* [DATA LISTING]
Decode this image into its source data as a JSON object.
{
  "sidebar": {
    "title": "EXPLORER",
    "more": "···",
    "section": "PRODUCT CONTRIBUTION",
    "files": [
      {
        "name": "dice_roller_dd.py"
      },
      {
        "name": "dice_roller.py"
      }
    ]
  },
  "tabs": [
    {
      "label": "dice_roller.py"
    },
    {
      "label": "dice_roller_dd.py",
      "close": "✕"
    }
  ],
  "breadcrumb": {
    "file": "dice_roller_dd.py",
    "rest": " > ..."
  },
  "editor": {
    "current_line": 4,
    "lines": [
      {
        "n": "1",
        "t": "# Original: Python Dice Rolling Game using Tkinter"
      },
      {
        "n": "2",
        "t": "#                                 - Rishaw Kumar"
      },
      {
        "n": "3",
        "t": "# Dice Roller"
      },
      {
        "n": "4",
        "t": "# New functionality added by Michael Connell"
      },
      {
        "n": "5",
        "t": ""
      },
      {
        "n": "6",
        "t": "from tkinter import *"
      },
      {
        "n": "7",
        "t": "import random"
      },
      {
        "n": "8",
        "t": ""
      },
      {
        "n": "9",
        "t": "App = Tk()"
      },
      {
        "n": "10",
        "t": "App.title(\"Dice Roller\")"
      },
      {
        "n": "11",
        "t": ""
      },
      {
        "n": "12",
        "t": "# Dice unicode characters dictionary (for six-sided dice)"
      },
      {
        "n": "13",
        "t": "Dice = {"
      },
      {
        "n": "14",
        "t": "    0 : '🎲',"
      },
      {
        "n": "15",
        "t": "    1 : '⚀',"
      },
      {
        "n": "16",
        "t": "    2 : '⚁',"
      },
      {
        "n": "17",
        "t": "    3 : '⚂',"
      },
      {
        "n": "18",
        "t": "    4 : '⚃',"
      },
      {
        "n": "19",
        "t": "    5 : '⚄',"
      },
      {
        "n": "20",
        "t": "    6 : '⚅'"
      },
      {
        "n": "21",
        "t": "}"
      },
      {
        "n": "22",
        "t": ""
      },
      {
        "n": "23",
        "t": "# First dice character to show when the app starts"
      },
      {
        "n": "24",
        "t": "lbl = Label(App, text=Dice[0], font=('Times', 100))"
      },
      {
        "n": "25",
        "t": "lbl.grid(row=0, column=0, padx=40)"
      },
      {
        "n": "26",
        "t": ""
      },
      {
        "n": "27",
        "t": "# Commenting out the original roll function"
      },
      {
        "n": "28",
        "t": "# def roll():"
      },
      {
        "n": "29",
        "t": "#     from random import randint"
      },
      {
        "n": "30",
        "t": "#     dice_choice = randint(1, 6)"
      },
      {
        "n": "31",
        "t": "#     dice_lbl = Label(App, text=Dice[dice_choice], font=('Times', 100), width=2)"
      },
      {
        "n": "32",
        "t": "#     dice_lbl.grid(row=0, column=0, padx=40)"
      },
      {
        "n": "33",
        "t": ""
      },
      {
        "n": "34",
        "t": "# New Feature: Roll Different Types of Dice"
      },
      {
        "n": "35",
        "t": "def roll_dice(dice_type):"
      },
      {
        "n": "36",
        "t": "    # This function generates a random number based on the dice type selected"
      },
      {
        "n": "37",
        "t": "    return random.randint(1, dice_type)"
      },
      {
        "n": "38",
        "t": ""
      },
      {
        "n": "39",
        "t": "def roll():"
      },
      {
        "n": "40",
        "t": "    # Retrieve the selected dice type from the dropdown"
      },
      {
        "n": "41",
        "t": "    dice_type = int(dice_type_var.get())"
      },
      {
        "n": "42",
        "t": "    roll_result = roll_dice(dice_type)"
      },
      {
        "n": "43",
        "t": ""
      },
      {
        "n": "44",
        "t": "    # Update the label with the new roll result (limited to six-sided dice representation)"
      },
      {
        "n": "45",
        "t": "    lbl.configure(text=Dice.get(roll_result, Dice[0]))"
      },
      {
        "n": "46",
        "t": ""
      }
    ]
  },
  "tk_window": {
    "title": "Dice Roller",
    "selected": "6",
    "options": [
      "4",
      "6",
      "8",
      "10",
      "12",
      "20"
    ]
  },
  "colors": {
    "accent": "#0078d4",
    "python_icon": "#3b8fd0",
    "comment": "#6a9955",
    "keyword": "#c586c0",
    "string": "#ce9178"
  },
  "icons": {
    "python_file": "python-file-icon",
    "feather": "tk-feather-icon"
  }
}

* [EXERCISE REQUIREMENTS] Your answer should be a single number: the count of lines that contain "Times".

* [EXERCISE SOLUTION] 2